Extracted data:
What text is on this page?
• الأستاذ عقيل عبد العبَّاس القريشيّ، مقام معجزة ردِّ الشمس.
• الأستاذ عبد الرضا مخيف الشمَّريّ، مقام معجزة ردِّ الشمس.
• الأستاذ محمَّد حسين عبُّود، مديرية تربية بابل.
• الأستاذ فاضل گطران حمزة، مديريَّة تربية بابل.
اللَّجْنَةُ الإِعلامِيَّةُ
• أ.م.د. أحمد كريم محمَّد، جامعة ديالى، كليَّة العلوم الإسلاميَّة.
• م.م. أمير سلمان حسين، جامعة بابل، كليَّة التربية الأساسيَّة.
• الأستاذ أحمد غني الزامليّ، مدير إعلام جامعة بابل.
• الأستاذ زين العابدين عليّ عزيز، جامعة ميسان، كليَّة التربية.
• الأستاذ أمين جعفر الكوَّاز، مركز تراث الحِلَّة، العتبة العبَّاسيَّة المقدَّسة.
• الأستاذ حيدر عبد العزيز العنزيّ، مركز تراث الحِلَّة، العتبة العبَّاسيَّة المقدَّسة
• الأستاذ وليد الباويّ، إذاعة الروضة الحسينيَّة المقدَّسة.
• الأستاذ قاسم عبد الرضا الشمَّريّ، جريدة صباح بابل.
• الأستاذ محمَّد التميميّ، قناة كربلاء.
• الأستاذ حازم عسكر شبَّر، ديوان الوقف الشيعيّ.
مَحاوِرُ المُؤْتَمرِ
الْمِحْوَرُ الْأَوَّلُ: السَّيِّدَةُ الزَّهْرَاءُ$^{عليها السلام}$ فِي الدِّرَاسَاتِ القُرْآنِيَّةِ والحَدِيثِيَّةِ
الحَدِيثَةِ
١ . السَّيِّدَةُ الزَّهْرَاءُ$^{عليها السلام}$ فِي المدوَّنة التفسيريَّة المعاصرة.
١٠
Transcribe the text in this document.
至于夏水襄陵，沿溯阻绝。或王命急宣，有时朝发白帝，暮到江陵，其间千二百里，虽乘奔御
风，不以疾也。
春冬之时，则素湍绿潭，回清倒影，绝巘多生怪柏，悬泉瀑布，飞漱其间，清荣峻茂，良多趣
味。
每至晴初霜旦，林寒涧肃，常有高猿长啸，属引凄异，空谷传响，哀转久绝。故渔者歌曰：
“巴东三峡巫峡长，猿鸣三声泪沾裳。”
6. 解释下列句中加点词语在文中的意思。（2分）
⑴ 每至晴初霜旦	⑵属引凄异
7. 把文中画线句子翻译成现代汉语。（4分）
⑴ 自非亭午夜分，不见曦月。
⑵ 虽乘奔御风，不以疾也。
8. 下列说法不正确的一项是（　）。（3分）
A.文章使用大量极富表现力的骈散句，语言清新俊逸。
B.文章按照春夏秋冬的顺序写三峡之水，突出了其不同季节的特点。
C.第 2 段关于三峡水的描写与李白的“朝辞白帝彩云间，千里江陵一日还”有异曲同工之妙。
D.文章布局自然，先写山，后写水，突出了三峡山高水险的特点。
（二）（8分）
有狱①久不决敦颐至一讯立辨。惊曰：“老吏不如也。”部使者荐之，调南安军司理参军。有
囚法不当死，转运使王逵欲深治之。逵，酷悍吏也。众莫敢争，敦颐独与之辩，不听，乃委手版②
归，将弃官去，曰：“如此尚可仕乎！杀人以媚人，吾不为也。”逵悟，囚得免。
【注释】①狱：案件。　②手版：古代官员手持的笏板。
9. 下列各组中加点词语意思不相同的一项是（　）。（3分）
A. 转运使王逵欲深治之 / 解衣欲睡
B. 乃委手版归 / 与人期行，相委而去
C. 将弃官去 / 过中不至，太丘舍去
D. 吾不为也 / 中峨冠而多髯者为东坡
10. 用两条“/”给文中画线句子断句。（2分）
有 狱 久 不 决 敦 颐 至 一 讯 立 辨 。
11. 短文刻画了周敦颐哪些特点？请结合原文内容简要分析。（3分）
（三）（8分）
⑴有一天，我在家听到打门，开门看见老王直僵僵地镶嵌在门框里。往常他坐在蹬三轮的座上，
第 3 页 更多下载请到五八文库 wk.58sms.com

Problem: The line containing "Transcribe the text in this document." marks the start; retype it and each line after it through the end of the records above, exactly.

Result for this exercise:
Transcribe the text in this document.
至于夏水襄陵，沿溯阻绝。或王命急宣，有时朝发白帝，暮到江陵，其间千二百里，虽乘奔御
风，不以疾也。
春冬之时，则素湍绿潭，回清倒影，绝巘多生怪柏，悬泉瀑布，飞漱其间，清荣峻茂，良多趣
味。
每至晴初霜旦，林寒涧肃，常有高猿长啸，属引凄异，空谷传响，哀转久绝。故渔者歌曰：
“巴东三峡巫峡长，猿鸣三声泪沾裳。”
6. 解释下列句中加点词语在文中的意思。（2分）
⑴ 每至晴初霜旦	⑵属引凄异
7. 把文中画线句子翻译成现代汉语。（4分）
⑴ 自非亭午夜分，不见曦月。
⑵ 虽乘奔御风，不以疾也。
8. 下列说法不正确的一项是（　）。（3分）
A.文章使用大量极富表现力的骈散句，语言清新俊逸。
B.文章按照春夏秋冬的顺序写三峡之水，突出了其不同季节的特点。
C.第 2 段关于三峡水的描写与李白的“朝辞白帝彩云间，千里江陵一日还”有异曲同工之妙。
D.文章布局自然，先写山，后写水，突出了三峡山高水险的特点。
（二）（8分）
有狱①久不决敦颐至一讯立辨。惊曰：“老吏不如也。”部使者荐之，调南安军司理参军。有
囚法不当死，转运使王逵欲深治之。逵，酷悍吏也。众莫敢争，敦颐独与之辩，不听，乃委手版②
归，将弃官去，曰：“如此尚可仕乎！杀人以媚人，吾不为也。”逵悟，囚得免。
【注释】①狱：案件。　②手版：古代官员手持的笏板。
9. 下列各组中加点词语意思不相同的一项是（　）。（3分）
A. 转运使王逵欲深治之 / 解衣欲睡
B. 乃委手版归 / 与人期行，相委而去
C. 将弃官去 / 过中不至，太丘舍去
D. 吾不为也 / 中峨冠而多髯者为东坡
10. 用两条“/”给文中画线句子断句。（2分）
有 狱 久 不 决 敦 颐 至 一 讯 立 辨 。
11. 短文刻画了周敦颐哪些特点？请结合原文内容简要分析。（3分）
（三）（8分）
⑴有一天，我在家听到打门，开门看见老王直僵僵地镶嵌在门框里。往常他坐在蹬三轮的座上，
第 3 页 更多下载请到五八文库 wk.58sms.com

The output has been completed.